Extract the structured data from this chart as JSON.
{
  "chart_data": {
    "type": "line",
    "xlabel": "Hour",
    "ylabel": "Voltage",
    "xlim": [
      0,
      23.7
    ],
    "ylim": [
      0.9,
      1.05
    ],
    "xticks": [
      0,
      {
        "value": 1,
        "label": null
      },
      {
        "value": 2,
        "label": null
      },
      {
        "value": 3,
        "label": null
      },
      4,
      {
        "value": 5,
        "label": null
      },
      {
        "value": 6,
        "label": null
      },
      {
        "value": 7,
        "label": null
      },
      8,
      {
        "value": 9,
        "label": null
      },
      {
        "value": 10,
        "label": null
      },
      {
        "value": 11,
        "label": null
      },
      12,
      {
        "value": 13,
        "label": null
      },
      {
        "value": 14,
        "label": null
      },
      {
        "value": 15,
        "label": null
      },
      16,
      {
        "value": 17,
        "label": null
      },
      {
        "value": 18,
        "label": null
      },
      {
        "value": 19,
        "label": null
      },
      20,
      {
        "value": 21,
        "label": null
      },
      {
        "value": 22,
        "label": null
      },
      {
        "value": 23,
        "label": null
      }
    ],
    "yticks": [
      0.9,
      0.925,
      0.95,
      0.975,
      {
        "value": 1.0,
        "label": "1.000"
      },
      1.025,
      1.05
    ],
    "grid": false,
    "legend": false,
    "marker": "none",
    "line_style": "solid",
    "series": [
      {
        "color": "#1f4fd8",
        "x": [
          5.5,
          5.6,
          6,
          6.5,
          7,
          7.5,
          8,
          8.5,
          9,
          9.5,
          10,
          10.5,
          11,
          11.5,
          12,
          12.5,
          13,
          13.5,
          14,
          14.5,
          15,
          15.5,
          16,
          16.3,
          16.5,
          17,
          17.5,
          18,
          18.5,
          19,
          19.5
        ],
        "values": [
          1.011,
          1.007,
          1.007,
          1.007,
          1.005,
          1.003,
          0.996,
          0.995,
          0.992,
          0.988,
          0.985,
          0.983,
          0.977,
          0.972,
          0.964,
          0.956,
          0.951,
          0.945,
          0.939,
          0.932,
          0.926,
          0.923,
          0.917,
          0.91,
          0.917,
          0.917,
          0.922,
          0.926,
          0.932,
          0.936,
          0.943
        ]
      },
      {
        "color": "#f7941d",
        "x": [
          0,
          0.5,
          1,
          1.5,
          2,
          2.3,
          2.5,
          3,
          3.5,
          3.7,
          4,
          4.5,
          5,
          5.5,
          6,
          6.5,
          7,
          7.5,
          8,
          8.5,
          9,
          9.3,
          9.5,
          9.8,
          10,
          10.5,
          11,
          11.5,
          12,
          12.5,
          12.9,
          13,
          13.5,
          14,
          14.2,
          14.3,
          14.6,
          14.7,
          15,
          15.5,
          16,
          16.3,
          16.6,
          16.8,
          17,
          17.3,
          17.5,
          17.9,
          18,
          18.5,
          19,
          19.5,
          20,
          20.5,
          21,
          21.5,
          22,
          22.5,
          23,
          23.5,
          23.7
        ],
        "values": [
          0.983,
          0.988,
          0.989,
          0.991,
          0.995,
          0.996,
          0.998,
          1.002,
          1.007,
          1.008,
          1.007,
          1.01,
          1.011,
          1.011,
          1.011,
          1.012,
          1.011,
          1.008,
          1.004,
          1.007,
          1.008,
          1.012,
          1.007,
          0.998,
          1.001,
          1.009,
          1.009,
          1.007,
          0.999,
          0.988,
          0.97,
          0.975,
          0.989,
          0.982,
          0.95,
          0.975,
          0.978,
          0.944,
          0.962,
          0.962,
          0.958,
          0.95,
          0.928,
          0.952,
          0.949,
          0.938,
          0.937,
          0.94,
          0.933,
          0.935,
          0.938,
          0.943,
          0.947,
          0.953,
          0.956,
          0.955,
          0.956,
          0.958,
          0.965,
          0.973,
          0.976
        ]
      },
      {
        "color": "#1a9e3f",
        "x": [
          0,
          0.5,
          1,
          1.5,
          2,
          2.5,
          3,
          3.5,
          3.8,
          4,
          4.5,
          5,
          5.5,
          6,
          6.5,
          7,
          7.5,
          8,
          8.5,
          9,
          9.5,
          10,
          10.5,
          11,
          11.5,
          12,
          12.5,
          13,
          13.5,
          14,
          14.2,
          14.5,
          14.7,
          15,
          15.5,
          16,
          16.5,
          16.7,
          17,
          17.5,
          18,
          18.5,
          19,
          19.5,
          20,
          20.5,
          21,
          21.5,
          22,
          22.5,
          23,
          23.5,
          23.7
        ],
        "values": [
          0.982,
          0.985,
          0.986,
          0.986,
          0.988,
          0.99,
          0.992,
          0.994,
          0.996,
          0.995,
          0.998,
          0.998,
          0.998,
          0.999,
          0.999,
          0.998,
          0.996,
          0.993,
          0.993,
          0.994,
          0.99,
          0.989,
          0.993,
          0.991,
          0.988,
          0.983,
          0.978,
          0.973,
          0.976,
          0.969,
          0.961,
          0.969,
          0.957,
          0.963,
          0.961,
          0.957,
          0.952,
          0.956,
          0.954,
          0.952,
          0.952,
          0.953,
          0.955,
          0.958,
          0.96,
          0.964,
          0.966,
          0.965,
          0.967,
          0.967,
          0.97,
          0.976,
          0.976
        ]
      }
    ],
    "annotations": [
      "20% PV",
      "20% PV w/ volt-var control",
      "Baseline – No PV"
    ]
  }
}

=-=-=

Your objective - Note every line above where the string "color" shows up, and copy those lines.

The response -
        "color": "#1f4fd8",
        "color": "#f7941d",
        "color": "#1a9e3f",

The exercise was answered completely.